:: SUPPLIED DATA ::
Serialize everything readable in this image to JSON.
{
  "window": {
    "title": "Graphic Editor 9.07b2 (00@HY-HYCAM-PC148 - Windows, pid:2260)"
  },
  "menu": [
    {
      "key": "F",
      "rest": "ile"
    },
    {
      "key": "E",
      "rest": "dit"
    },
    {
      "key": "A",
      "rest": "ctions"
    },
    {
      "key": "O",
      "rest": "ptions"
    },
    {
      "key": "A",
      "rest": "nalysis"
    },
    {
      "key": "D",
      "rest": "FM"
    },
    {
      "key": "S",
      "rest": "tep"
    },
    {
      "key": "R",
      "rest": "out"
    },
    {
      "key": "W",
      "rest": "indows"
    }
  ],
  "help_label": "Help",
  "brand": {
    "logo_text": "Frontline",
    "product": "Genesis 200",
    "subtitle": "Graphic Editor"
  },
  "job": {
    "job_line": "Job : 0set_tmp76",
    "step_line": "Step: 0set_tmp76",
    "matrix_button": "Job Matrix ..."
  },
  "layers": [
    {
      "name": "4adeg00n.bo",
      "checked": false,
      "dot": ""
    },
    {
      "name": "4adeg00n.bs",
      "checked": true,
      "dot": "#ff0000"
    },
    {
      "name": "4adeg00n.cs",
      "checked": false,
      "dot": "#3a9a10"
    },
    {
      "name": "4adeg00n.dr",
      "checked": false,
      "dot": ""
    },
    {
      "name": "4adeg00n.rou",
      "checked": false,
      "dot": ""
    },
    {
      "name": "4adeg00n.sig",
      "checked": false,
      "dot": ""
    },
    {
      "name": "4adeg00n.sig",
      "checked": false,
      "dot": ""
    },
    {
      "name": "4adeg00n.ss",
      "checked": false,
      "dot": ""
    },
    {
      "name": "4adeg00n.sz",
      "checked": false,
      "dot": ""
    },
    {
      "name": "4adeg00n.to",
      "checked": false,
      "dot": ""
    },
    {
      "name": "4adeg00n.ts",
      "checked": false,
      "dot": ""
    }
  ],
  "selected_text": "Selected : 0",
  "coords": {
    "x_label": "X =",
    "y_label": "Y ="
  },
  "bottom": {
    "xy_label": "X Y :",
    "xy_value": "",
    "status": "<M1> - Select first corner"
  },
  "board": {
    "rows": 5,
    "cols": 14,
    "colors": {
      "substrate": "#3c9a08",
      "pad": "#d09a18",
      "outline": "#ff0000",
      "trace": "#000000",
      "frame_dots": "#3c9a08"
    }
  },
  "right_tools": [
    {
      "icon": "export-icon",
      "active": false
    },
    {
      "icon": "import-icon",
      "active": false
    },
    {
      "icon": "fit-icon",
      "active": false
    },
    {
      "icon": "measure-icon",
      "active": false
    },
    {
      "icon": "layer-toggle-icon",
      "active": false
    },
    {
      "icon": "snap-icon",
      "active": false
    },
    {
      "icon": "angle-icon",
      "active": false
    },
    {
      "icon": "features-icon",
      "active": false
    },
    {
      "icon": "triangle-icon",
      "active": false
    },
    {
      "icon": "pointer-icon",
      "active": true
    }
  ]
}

:: GOAL OF THE EXERCISE ::
Using the data above, return each line that includes the word "Editor".

:: RESPONSE TO THIS EXERCISE ::
    "title": "Graphic Editor 9.07b2 (00@HY-HYCAM-PC148 - Windows, pid:2260)"
    "subtitle": "Graphic Editor"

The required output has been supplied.